**Problem description:** Scan the records for the string "text"; copy each line where it occurs.

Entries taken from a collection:
┄┄┄┄┄┄┄┄┄┄

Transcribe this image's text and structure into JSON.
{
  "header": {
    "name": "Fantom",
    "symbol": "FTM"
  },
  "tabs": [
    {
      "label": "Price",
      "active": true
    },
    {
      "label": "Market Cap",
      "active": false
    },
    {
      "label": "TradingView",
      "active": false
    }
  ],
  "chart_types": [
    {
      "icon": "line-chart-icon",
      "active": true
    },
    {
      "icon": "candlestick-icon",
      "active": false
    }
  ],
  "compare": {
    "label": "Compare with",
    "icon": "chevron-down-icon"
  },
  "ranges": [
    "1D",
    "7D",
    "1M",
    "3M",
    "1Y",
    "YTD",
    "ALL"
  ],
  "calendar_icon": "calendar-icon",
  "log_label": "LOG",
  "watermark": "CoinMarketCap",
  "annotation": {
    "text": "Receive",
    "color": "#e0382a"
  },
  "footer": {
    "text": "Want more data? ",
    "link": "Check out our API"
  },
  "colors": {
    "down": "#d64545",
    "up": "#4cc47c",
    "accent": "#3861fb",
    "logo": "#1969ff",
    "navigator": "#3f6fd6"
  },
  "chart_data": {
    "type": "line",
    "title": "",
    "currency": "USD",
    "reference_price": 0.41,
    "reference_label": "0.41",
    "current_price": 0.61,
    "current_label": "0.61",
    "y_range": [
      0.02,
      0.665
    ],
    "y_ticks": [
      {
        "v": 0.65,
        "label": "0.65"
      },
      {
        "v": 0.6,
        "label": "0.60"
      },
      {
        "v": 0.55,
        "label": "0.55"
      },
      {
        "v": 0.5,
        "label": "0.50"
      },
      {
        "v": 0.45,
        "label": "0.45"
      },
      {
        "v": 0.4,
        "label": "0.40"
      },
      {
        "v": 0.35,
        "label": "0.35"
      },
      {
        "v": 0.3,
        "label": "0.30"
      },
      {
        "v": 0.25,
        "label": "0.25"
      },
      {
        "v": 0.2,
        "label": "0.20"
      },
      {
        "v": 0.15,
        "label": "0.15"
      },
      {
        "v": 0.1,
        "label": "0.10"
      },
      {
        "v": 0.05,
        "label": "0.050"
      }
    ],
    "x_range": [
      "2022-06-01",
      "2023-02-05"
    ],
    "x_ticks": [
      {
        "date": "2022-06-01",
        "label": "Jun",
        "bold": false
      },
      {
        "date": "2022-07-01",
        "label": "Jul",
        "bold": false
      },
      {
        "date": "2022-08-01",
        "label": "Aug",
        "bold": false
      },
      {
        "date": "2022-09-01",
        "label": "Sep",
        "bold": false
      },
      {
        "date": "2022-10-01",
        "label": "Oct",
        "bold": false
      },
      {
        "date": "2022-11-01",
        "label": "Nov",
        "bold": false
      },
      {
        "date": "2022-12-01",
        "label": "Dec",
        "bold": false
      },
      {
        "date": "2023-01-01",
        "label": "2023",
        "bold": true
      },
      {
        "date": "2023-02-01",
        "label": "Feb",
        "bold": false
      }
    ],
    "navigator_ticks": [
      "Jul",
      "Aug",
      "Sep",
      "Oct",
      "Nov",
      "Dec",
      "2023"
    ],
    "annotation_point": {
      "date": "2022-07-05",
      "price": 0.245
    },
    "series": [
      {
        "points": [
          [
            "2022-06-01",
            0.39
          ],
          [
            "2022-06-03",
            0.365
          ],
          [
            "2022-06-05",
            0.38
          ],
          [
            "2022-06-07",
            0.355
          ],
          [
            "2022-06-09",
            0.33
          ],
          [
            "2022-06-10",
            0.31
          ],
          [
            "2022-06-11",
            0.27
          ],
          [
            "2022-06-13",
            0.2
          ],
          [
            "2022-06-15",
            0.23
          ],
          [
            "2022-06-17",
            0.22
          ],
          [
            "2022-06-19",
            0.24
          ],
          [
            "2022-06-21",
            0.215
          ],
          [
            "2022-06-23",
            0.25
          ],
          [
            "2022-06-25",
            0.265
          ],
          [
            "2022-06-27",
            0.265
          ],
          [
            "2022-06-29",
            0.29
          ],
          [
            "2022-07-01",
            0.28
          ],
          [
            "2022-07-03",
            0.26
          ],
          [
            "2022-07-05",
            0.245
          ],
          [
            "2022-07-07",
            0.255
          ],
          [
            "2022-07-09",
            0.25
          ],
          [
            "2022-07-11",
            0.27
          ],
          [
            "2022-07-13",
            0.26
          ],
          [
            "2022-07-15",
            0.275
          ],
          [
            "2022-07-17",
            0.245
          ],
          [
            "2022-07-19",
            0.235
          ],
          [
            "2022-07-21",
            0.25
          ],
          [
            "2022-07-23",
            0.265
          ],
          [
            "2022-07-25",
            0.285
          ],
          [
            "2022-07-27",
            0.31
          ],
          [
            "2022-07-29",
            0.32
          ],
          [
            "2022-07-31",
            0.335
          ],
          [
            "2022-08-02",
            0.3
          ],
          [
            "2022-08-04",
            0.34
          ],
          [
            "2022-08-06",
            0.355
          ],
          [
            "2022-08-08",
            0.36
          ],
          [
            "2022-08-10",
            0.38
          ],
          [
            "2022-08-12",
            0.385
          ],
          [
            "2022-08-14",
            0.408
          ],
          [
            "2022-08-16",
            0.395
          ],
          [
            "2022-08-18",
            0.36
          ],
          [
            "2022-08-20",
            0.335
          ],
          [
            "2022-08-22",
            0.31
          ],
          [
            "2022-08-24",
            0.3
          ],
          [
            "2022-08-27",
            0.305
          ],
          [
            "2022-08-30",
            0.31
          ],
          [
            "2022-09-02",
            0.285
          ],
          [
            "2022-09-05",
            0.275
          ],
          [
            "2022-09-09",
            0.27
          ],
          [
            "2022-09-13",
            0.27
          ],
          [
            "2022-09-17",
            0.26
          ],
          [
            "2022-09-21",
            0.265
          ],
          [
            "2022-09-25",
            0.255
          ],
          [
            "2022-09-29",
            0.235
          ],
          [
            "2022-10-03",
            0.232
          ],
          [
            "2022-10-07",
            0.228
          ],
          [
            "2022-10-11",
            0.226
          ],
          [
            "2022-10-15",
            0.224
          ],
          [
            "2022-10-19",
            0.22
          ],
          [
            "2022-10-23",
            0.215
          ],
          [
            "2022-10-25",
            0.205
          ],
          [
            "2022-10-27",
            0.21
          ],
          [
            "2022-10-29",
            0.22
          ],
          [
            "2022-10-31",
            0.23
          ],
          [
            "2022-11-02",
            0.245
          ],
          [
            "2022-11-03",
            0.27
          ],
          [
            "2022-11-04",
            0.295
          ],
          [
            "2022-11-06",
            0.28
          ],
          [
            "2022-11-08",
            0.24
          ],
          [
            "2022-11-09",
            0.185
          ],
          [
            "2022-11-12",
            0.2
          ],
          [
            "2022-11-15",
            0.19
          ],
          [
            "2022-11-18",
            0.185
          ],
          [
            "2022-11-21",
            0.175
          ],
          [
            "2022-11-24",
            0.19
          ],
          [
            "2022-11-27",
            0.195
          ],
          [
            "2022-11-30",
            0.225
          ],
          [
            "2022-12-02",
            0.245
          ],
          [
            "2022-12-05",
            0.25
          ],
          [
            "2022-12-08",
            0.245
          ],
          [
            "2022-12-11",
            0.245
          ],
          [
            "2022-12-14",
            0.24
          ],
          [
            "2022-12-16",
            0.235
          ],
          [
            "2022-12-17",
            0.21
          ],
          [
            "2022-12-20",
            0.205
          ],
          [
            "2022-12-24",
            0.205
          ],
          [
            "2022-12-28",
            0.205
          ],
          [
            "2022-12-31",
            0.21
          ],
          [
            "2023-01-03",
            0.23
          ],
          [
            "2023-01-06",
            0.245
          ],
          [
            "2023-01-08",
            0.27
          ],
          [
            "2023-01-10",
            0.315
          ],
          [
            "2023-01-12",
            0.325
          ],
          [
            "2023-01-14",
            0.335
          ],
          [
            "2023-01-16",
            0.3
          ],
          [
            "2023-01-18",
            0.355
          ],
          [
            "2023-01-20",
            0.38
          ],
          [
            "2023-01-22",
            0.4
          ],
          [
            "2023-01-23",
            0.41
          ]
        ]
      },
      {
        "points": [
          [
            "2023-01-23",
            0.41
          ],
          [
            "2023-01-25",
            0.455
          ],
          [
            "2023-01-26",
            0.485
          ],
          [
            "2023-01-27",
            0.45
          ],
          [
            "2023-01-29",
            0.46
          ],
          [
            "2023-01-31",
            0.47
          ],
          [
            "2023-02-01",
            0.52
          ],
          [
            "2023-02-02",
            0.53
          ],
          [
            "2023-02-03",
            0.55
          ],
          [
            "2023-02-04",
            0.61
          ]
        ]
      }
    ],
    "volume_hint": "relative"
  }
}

┄┄┄┄┄┄┄┄┄┄

**Solution for this exercise:**
Transcribe this image's text and structure into JSON.
    "text": "Receive",
    "text": "Want more data? ",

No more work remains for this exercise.